Your instructions
Output every item below word for word, keeping each line unchanged.

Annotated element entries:
########################################
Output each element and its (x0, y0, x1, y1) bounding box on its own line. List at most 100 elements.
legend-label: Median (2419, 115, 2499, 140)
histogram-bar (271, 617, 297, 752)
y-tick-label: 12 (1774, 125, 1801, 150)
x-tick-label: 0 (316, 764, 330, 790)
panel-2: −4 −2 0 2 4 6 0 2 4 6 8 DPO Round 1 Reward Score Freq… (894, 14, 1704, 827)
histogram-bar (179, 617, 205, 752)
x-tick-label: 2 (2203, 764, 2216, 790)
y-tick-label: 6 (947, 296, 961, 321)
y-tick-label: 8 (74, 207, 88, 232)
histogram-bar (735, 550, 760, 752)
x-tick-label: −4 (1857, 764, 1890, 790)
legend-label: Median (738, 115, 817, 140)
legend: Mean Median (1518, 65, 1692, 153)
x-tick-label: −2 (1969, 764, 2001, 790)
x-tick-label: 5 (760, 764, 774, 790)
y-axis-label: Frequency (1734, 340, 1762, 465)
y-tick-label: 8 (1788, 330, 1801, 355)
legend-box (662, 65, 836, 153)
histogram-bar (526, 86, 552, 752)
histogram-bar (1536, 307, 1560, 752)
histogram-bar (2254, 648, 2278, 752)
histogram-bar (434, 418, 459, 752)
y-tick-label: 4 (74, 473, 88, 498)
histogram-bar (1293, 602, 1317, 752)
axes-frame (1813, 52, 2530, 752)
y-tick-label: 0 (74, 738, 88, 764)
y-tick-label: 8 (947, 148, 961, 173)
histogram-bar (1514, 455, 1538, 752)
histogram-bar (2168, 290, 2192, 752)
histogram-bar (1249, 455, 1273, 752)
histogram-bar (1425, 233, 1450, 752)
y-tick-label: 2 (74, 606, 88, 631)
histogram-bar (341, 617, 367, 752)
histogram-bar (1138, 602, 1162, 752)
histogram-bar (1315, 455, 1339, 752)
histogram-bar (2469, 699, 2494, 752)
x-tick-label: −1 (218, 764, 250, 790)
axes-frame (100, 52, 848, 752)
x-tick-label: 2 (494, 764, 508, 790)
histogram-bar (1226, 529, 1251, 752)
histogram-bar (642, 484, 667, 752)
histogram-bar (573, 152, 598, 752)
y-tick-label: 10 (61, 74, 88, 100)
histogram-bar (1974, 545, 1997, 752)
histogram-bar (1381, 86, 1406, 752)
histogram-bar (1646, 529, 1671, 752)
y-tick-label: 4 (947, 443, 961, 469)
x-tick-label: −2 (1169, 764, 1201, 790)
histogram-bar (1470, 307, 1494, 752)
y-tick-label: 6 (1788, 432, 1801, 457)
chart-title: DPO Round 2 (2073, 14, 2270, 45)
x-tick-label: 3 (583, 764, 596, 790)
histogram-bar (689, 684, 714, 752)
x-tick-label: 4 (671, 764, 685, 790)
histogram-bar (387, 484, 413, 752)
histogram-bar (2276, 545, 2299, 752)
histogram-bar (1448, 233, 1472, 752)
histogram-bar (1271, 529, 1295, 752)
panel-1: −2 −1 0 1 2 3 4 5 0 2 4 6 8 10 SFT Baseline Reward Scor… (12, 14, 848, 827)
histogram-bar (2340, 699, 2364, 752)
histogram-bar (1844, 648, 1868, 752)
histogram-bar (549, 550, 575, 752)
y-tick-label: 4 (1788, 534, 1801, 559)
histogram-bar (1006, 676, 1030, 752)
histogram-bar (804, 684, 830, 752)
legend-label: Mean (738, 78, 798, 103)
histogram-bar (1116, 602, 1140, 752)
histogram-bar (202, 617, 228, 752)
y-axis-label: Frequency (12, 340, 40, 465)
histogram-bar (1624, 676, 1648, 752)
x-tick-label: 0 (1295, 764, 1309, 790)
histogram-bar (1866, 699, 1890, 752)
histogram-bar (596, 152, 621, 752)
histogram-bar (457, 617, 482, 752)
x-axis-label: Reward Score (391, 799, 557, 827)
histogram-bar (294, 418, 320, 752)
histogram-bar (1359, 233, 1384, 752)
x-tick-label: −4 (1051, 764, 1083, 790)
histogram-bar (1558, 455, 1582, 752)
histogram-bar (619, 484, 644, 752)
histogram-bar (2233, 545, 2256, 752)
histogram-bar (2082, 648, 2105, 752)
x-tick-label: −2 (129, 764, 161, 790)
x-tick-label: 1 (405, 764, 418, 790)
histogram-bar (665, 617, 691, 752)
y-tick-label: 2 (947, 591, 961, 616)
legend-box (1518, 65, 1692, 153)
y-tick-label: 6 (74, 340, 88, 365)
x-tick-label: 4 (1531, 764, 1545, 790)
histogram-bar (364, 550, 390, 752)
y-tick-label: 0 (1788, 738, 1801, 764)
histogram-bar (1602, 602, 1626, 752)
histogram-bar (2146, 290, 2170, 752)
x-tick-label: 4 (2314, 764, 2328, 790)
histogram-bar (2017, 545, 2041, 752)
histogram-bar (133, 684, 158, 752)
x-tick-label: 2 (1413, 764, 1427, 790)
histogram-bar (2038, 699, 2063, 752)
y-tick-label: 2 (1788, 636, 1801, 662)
########################################
Exercise output
Output each element and its (x0, y0, x1, y1) bounding box on its own line. List at most 100 elements.
legend-label: Median (2419, 115, 2499, 140)
histogram-bar (271, 617, 297, 752)
y-tick-label: 12 (1774, 125, 1801, 150)
x-tick-label: 0 (316, 764, 330, 790)
panel-2: −4 −2 0 2 4 6 0 2 4 6 8 DPO Round 1 Reward Score Freq… (894, 14, 1704, 827)
histogram-bar (179, 617, 205, 752)
x-tick-label: 2 (2203, 764, 2216, 790)
y-tick-label: 6 (947, 296, 961, 321)
y-tick-label: 8 (74, 207, 88, 232)
histogram-bar (735, 550, 760, 752)
x-tick-label: −4 (1857, 764, 1890, 790)
legend-label: Median (738, 115, 817, 140)
legend: Mean Median (1518, 65, 1692, 153)
x-tick-label: −2 (1969, 764, 2001, 790)
x-tick-label: 5 (760, 764, 774, 790)
y-axis-label: Frequency (1734, 340, 1762, 465)
y-tick-label: 8 (1788, 330, 1801, 355)
legend-box (662, 65, 836, 153)
histogram-bar (526, 86, 552, 752)
histogram-bar (1536, 307, 1560, 752)
histogram-bar (2254, 648, 2278, 752)
histogram-bar (434, 418, 459, 752)
y-tick-label: 4 (74, 473, 88, 498)
histogram-bar (1293, 602, 1317, 752)
axes-frame (1813, 52, 2530, 752)
y-tick-label: 0 (74, 738, 88, 764)
y-tick-label: 8 (947, 148, 961, 173)
histogram-bar (1514, 455, 1538, 752)
histogram-bar (2168, 290, 2192, 752)
histogram-bar (1249, 455, 1273, 752)
histogram-bar (1425, 233, 1450, 752)
y-tick-label: 2 (74, 606, 88, 631)
histogram-bar (341, 617, 367, 752)
histogram-bar (1138, 602, 1162, 752)
histogram-bar (1315, 455, 1339, 752)
histogram-bar (2469, 699, 2494, 752)
x-tick-label: −1 (218, 764, 250, 790)
axes-frame (100, 52, 848, 752)
x-tick-label: 2 (494, 764, 508, 790)
histogram-bar (1226, 529, 1251, 752)
histogram-bar (642, 484, 667, 752)
histogram-bar (573, 152, 598, 752)
y-tick-label: 10 (61, 74, 88, 100)
histogram-bar (1974, 545, 1997, 752)
histogram-bar (1381, 86, 1406, 752)
histogram-bar (1646, 529, 1671, 752)
y-tick-label: 4 (947, 443, 961, 469)
x-tick-label: −2 (1169, 764, 1201, 790)
histogram-bar (1470, 307, 1494, 752)
y-tick-label: 6 (1788, 432, 1801, 457)
chart-title: DPO Round 2 (2073, 14, 2270, 45)
x-tick-label: 3 (583, 764, 596, 790)
histogram-bar (689, 684, 714, 752)
x-tick-label: 4 (671, 764, 685, 790)
histogram-bar (387, 484, 413, 752)
histogram-bar (2276, 545, 2299, 752)
histogram-bar (1448, 233, 1472, 752)
histogram-bar (1271, 529, 1295, 752)
panel-1: −2 −1 0 1 2 3 4 5 0 2 4 6 8 10 SFT Baseline Reward Scor… (12, 14, 848, 827)
histogram-bar (2340, 699, 2364, 752)
histogram-bar (1844, 648, 1868, 752)
histogram-bar (549, 550, 575, 752)
y-tick-label: 4 (1788, 534, 1801, 559)
histogram-bar (1006, 676, 1030, 752)
histogram-bar (804, 684, 830, 752)
legend-label: Mean (738, 78, 798, 103)
histogram-bar (1116, 602, 1140, 752)
histogram-bar (202, 617, 228, 752)
y-axis-label: Frequency (12, 340, 40, 465)
histogram-bar (1624, 676, 1648, 752)
x-tick-label: 0 (1295, 764, 1309, 790)
histogram-bar (1866, 699, 1890, 752)
histogram-bar (596, 152, 621, 752)
histogram-bar (457, 617, 482, 752)
x-axis-label: Reward Score (391, 799, 557, 827)
histogram-bar (294, 418, 320, 752)
histogram-bar (1359, 233, 1384, 752)
x-tick-label: −4 (1051, 764, 1083, 790)
histogram-bar (1558, 455, 1582, 752)
histogram-bar (619, 484, 644, 752)
histogram-bar (2233, 545, 2256, 752)
histogram-bar (2082, 648, 2105, 752)
x-tick-label: −2 (129, 764, 161, 790)
x-tick-label: 1 (405, 764, 418, 790)
histogram-bar (665, 617, 691, 752)
y-tick-label: 2 (947, 591, 961, 616)
legend-box (1518, 65, 1692, 153)
y-tick-label: 6 (74, 340, 88, 365)
x-tick-label: 4 (1531, 764, 1545, 790)
histogram-bar (364, 550, 390, 752)
y-tick-label: 0 (1788, 738, 1801, 764)
histogram-bar (1602, 602, 1626, 752)
histogram-bar (2146, 290, 2170, 752)
x-tick-label: 4 (2314, 764, 2328, 790)
histogram-bar (2017, 545, 2041, 752)
histogram-bar (133, 684, 158, 752)
x-tick-label: 2 (1413, 764, 1427, 790)
histogram-bar (2038, 699, 2063, 752)
y-tick-label: 2 (1788, 636, 1801, 662)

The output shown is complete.